Part of a data file:
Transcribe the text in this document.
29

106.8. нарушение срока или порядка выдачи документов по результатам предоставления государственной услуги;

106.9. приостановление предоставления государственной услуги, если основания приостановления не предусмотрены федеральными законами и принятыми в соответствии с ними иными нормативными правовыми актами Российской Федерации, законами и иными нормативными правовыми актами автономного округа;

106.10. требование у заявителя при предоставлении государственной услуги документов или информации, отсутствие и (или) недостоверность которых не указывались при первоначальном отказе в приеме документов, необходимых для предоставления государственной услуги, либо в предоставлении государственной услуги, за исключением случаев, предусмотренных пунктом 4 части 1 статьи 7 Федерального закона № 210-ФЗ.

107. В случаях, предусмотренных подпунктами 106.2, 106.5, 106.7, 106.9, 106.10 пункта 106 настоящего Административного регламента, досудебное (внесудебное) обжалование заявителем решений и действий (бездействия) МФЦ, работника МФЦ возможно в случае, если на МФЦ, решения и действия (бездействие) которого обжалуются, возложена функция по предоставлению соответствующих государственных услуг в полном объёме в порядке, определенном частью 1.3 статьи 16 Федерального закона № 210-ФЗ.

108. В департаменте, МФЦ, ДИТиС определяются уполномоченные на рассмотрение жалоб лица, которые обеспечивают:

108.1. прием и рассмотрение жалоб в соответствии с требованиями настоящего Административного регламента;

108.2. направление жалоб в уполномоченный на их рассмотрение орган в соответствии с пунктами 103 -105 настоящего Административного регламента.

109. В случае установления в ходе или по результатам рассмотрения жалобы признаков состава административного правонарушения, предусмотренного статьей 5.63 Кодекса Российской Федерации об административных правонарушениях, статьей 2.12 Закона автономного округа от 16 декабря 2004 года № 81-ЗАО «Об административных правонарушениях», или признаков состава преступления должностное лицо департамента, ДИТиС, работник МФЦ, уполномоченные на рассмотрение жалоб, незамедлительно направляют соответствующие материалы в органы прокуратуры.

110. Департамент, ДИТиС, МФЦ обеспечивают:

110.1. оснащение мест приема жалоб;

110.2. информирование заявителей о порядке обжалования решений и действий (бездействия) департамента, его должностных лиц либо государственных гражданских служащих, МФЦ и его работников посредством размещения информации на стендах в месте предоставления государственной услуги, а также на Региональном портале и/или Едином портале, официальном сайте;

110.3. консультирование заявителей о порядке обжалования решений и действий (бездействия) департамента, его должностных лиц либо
---
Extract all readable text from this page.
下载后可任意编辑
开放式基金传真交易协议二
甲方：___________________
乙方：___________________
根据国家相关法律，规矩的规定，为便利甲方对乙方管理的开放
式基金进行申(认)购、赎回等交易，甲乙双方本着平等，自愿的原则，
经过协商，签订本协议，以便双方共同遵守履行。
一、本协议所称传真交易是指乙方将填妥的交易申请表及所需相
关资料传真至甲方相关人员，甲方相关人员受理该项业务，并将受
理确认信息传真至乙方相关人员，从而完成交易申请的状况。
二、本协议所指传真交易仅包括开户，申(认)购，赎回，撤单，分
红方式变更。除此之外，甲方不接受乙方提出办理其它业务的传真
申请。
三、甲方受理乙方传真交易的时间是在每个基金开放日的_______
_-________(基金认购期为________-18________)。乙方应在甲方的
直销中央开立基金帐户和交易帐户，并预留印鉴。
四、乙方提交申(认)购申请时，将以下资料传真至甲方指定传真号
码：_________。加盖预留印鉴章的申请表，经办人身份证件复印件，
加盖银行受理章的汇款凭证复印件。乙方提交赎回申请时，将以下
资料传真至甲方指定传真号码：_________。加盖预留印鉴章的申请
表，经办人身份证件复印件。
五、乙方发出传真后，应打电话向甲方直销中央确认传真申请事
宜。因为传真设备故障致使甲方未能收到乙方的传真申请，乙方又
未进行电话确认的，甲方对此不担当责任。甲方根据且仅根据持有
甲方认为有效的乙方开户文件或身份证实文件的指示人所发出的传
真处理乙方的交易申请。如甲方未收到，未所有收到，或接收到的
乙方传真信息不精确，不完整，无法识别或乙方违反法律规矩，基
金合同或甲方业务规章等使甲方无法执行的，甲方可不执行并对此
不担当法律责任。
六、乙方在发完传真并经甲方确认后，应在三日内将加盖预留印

= WRITTEN EXERCISE =
Copy out all lines from the material above that contain the string "this".

= REPLY =
Transcribe the text in this document.
Extract all readable text from this page.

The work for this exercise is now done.